• **Work to be completed**
Write out the entries, please, from the line containing "Enumerate this screenshot's" through their final line, exactly and with nothing else.

• **Exercise material**
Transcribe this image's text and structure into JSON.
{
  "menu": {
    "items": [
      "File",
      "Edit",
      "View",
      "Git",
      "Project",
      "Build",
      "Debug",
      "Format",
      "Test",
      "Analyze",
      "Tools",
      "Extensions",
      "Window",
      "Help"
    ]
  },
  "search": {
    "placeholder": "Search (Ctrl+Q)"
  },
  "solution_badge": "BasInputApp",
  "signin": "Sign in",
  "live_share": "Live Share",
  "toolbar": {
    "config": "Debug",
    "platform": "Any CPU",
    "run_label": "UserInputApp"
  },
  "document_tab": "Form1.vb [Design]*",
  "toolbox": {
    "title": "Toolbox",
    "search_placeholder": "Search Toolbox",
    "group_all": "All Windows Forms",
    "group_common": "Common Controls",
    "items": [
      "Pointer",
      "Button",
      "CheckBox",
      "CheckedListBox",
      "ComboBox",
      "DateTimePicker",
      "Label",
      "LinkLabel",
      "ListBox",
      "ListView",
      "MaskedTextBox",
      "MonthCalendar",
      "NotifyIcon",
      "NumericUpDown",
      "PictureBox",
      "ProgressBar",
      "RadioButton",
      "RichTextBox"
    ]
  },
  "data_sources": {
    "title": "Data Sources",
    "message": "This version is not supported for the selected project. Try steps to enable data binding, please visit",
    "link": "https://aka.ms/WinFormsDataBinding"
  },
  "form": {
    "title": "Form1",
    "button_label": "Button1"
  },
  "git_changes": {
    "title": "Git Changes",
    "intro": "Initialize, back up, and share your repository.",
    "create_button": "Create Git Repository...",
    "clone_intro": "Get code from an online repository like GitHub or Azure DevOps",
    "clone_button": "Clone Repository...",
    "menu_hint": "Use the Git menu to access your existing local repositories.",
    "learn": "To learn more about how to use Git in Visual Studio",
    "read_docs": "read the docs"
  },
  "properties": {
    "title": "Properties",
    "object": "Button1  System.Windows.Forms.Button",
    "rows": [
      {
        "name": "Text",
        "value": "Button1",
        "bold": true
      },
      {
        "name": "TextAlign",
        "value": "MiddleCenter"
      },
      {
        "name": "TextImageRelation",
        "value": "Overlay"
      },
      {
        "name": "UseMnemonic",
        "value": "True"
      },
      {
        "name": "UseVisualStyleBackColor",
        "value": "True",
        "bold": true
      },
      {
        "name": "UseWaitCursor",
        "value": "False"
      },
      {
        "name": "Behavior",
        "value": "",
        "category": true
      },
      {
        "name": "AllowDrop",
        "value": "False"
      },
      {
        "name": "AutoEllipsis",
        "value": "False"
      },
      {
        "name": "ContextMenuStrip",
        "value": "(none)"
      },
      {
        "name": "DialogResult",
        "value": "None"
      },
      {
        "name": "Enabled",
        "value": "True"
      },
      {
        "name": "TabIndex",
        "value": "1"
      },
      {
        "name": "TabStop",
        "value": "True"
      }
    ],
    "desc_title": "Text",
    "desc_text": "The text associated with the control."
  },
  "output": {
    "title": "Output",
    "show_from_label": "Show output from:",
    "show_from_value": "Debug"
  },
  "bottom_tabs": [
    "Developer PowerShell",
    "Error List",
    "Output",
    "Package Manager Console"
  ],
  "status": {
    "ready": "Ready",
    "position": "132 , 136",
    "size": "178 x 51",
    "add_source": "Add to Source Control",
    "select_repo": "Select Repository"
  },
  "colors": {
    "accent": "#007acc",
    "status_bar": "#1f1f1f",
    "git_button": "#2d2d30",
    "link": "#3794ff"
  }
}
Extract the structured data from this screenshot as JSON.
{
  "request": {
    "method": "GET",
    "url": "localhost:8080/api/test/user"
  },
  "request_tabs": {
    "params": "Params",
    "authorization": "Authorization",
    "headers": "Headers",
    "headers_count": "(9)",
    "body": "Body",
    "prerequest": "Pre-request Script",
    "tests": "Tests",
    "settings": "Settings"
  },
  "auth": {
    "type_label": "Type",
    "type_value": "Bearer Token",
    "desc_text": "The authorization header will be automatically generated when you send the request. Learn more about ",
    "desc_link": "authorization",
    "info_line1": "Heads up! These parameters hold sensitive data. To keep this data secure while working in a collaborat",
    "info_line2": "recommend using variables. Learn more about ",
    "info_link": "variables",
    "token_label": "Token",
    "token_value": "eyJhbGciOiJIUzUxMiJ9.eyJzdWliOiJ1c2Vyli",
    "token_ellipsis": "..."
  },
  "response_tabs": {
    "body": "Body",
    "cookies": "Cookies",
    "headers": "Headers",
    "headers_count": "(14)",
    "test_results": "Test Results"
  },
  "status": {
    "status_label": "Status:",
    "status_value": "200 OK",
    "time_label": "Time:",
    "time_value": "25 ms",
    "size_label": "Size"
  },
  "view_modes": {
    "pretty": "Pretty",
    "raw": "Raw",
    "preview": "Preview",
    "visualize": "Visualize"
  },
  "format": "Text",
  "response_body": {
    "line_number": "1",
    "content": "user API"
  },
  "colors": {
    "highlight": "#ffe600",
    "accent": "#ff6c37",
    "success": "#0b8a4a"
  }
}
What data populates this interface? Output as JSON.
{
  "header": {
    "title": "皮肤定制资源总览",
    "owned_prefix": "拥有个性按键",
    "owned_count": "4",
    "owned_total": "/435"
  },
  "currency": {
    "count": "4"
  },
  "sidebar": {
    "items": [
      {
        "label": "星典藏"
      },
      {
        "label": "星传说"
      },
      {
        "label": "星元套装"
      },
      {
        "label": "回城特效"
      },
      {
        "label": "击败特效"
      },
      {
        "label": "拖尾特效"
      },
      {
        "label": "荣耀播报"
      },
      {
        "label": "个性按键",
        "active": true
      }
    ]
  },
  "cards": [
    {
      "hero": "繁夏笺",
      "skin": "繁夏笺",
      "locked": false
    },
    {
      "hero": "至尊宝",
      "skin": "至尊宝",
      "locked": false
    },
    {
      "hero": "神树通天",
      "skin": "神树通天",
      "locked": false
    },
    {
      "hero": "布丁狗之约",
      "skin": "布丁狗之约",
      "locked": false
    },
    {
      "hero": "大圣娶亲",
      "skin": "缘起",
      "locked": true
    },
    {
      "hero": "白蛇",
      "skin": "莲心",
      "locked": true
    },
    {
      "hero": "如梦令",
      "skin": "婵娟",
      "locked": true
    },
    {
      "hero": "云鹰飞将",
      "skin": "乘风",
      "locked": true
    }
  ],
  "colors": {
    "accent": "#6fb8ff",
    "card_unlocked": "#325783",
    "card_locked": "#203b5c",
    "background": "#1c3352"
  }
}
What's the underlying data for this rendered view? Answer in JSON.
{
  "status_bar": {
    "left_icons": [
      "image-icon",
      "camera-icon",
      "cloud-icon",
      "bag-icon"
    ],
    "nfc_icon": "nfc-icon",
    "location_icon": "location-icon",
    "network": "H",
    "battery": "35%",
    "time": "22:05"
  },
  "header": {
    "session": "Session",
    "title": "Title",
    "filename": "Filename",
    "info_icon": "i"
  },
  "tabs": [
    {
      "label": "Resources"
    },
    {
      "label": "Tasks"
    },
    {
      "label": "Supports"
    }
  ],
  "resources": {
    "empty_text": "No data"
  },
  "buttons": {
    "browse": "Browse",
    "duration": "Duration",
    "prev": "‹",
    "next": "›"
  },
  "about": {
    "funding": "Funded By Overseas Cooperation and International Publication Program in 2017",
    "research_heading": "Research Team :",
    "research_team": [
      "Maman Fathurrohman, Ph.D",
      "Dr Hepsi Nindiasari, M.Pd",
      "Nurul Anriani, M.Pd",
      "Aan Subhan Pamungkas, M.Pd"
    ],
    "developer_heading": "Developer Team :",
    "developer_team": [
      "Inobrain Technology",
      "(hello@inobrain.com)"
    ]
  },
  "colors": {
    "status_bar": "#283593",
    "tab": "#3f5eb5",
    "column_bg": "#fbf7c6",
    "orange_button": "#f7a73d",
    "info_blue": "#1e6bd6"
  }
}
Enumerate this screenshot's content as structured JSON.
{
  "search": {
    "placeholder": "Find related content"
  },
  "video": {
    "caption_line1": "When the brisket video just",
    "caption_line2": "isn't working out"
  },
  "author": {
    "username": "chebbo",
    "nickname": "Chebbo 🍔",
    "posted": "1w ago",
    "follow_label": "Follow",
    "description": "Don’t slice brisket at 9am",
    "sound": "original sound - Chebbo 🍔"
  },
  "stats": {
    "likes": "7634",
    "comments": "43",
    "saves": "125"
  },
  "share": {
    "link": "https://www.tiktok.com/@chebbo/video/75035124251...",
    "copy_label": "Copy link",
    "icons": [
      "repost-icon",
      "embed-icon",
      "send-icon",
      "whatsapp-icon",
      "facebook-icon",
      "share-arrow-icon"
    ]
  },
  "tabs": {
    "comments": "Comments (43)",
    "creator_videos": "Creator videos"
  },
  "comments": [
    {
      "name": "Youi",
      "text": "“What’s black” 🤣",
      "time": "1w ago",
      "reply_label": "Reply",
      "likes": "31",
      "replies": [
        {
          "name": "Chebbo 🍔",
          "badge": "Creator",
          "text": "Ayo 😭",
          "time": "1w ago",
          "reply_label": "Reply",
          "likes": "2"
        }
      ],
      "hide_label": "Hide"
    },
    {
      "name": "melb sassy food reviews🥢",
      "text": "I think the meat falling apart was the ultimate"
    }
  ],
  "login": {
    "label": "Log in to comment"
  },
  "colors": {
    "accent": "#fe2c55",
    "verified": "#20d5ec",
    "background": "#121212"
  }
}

• **Answer to the problem**
Enumerate this screenshot's content as structured JSON.
{
  "search": {
    "placeholder": "Find related content"
  },
  "video": {
    "caption_line1": "When the brisket video just",
    "caption_line2": "isn't working out"
  },
  "author": {
    "username": "chebbo",
    "nickname": "Chebbo 🍔",
    "posted": "1w ago",
    "follow_label": "Follow",
    "description": "Don’t slice brisket at 9am",
    "sound": "original sound - Chebbo 🍔"
  },
  "stats": {
    "likes": "7634",
    "comments": "43",
    "saves": "125"
  },
  "share": {
    "link": "https://www.tiktok.com/@chebbo/video/75035124251...",
    "copy_label": "Copy link",
    "icons": [
      "repost-icon",
      "embed-icon",
      "send-icon",
      "whatsapp-icon",
      "facebook-icon",
      "share-arrow-icon"
    ]
  },
  "tabs": {
    "comments": "Comments (43)",
    "creator_videos": "Creator videos"
  },
  "comments": [
    {
      "name": "Youi",
      "text": "“What’s black” 🤣",
      "time": "1w ago",
      "reply_label": "Reply",
      "likes": "31",
      "replies": [
        {
          "name": "Chebbo 🍔",
          "badge": "Creator",
          "text": "Ayo 😭",
          "time": "1w ago",
          "reply_label": "Reply",
          "likes": "2"
        }
      ],
      "hide_label": "Hide"
    },
    {
      "name": "melb sassy food reviews🥢",
      "text": "I think the meat falling apart was the ultimate"
    }
  ],
  "login": {
    "label": "Log in to comment"
  },
  "colors": {
    "accent": "#fe2c55",
    "verified": "#20d5ec",
    "background": "#121212"
  }
}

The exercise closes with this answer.